Requirements: Each entry below is to be extracted exactly.

---------------

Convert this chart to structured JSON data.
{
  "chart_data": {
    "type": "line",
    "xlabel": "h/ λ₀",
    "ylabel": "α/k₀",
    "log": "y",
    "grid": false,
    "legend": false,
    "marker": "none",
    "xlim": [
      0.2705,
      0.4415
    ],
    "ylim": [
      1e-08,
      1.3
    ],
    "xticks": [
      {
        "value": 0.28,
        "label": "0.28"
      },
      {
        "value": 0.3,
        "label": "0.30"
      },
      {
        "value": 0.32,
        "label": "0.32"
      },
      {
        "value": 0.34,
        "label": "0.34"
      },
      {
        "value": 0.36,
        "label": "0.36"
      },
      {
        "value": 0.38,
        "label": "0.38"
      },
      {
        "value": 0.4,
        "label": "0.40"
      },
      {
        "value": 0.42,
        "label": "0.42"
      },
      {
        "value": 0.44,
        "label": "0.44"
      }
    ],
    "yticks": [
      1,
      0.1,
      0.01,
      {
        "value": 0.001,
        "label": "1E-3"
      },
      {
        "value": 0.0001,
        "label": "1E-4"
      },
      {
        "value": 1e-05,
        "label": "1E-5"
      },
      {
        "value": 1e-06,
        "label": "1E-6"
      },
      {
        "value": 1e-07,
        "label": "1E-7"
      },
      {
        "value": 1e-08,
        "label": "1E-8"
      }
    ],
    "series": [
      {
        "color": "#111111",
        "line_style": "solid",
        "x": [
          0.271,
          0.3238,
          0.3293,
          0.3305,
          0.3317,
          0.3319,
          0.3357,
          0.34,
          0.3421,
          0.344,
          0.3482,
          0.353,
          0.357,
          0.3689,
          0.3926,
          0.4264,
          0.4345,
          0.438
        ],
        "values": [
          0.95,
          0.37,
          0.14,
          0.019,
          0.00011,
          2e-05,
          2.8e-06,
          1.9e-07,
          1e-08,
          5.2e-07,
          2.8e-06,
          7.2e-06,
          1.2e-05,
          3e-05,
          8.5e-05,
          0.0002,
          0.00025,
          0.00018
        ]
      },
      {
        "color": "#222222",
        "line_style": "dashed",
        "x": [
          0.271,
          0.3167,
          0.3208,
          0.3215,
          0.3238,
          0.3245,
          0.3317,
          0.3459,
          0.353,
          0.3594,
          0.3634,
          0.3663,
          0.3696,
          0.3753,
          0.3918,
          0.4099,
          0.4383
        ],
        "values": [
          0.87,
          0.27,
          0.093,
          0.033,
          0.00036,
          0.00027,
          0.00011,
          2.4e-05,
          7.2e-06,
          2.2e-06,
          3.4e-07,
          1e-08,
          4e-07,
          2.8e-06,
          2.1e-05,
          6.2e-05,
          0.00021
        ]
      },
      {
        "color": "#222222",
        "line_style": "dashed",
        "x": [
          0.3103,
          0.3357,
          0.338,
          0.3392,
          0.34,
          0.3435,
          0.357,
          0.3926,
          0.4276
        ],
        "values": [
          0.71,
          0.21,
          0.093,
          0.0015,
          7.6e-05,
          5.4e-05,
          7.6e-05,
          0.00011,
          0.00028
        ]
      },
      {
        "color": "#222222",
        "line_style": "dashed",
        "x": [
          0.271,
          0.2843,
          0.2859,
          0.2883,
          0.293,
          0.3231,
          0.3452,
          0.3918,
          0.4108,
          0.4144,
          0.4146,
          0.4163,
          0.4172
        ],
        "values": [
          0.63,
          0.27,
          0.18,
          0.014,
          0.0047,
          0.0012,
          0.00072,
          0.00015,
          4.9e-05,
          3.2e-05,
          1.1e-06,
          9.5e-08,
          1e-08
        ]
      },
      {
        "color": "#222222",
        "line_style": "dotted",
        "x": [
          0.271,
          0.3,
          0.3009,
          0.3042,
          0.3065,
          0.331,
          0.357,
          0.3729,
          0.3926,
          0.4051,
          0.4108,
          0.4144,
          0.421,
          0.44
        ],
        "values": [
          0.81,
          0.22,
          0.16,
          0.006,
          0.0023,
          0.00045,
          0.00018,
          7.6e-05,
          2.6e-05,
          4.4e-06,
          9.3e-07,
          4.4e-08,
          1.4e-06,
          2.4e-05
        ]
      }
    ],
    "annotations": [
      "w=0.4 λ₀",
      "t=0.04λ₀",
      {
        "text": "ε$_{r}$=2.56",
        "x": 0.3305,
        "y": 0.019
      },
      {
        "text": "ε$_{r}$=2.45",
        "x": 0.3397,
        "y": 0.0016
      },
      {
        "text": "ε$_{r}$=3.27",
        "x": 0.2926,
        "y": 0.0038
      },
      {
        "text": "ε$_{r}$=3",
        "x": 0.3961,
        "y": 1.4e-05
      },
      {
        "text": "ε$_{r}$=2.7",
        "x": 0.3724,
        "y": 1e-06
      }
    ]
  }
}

---------------

Finished exercise:
Convert this chart to structured JSON data.
{
  "chart_data": {
    "type": "line",
    "xlabel": "h/ λ₀",
    "ylabel": "α/k₀",
    "log": "y",
    "grid": false,
    "legend": false,
    "marker": "none",
    "xlim": [
      0.2705,
      0.4415
    ],
    "ylim": [
      1e-08,
      1.3
    ],
    "xticks": [
      {
        "value": 0.28,
        "label": "0.28"
      },
      {
        "value": 0.3,
        "label": "0.30"
      },
      {
        "value": 0.32,
        "label": "0.32"
      },
      {
        "value": 0.34,
        "label": "0.34"
      },
      {
        "value": 0.36,
        "label": "0.36"
      },
      {
        "value": 0.38,
        "label": "0.38"
      },
      {
        "value": 0.4,
        "label": "0.40"
      },
      {
        "value": 0.42,
        "label": "0.42"
      },
      {
        "value": 0.44,
        "label": "0.44"
      }
    ],
    "yticks": [
      1,
      0.1,
      0.01,
      {
        "value": 0.001,
        "label": "1E-3"
      },
      {
        "value": 0.0001,
        "label": "1E-4"
      },
      {
        "value": 1e-05,
        "label": "1E-5"
      },
      {
        "value": 1e-06,
        "label": "1E-6"
      },
      {
        "value": 1e-07,
        "label": "1E-7"
      },
      {
        "value": 1e-08,
        "label": "1E-8"
      }
    ],
    "series": [
      {
        "color": "#111111",
        "line_style": "solid",
        "x": [
          0.271,
          0.3238,
          0.3293,
          0.3305,
          0.3317,
          0.3319,
          0.3357,
          0.34,
          0.3421,
          0.344,
          0.3482,
          0.353,
          0.357,
          0.3689,
          0.3926,
          0.4264,
          0.4345,
          0.438
        ],
        "values": [
          0.95,
          0.37,
          0.14,
          0.019,
          0.00011,
          2e-05,
          2.8e-06,
          1.9e-07,
          1e-08,
          5.2e-07,
          2.8e-06,
          7.2e-06,
          1.2e-05,
          3e-05,
          8.5e-05,
          0.0002,
          0.00025,
          0.00018
        ]
      },
      {
        "color": "#222222",
        "line_style": "dashed",
        "x": [
          0.271,
          0.3167,
          0.3208,
          0.3215,
          0.3238,
          0.3245,
          0.3317,
          0.3459,
          0.353,
          0.3594,
          0.3634,
          0.3663,
          0.3696,
          0.3753,
          0.3918,
          0.4099,
          0.4383
        ],
        "values": [
          0.87,
          0.27,
          0.093,
          0.033,
          0.00036,
          0.00027,
          0.00011,
          2.4e-05,
          7.2e-06,
          2.2e-06,
          3.4e-07,
          1e-08,
          4e-07,
          2.8e-06,
          2.1e-05,
          6.2e-05,
          0.00021
        ]
      },
      {
        "color": "#222222",
        "line_style": "dashed",
        "x": [
          0.3103,
          0.3357,
          0.338,
          0.3392,
          0.34,
          0.3435,
          0.357,
          0.3926,
          0.4276
        ],
        "values": [
          0.71,
          0.21,
          0.093,
          0.0015,
          7.6e-05,
          5.4e-05,
          7.6e-05,
          0.00011,
          0.00028
        ]
      },
      {
        "color": "#222222",
        "line_style": "dashed",
        "x": [
          0.271,
          0.2843,
          0.2859,
          0.2883,
          0.293,
          0.3231,
          0.3452,
          0.3918,
          0.4108,
          0.4144,
          0.4146,
          0.4163,
          0.4172
        ],
        "values": [
          0.63,
          0.27,
          0.18,
          0.014,
          0.0047,
          0.0012,
          0.00072,
          0.00015,
          4.9e-05,
          3.2e-05,
          1.1e-06,
          9.5e-08,
          1e-08
        ]
      },
      {
        "color": "#222222",
        "line_style": "dotted",
        "x": [
          0.271,
          0.3,
          0.3009,
          0.3042,
          0.3065,
          0.331,
          0.357,
          0.3729,
          0.3926,
          0.4051,
          0.4108,
          0.4144,
          0.421,
          0.44
        ],
        "values": [
          0.81,
          0.22,
          0.16,
          0.006,
          0.0023,
          0.00045,
          0.00018,
          7.6e-05,
          2.6e-05,
          4.4e-06,
          9.3e-07,
          4.4e-08,
          1.4e-06,
          2.4e-05
        ]
      }
    ],
    "annotations": [
      "w=0.4 λ₀",
      "t=0.04λ₀",
      {
        "text": "ε$_{r}$=2.56",
        "x": 0.3305,
        "y": 0.019
      },
      {
        "text": "ε$_{r}$=2.45",
        "x": 0.3397,
        "y": 0.0016
      },
      {
        "text": "ε$_{r}$=3.27",
        "x": 0.2926,
        "y": 0.0038
      },
      {
        "text": "ε$_{r}$=3",
        "x": 0.3961,
        "y": 1.4e-05
      },
      {
        "text": "ε$_{r}$=2.7",
        "x": 0.3724,
        "y": 1e-06
      }
    ]
  }
}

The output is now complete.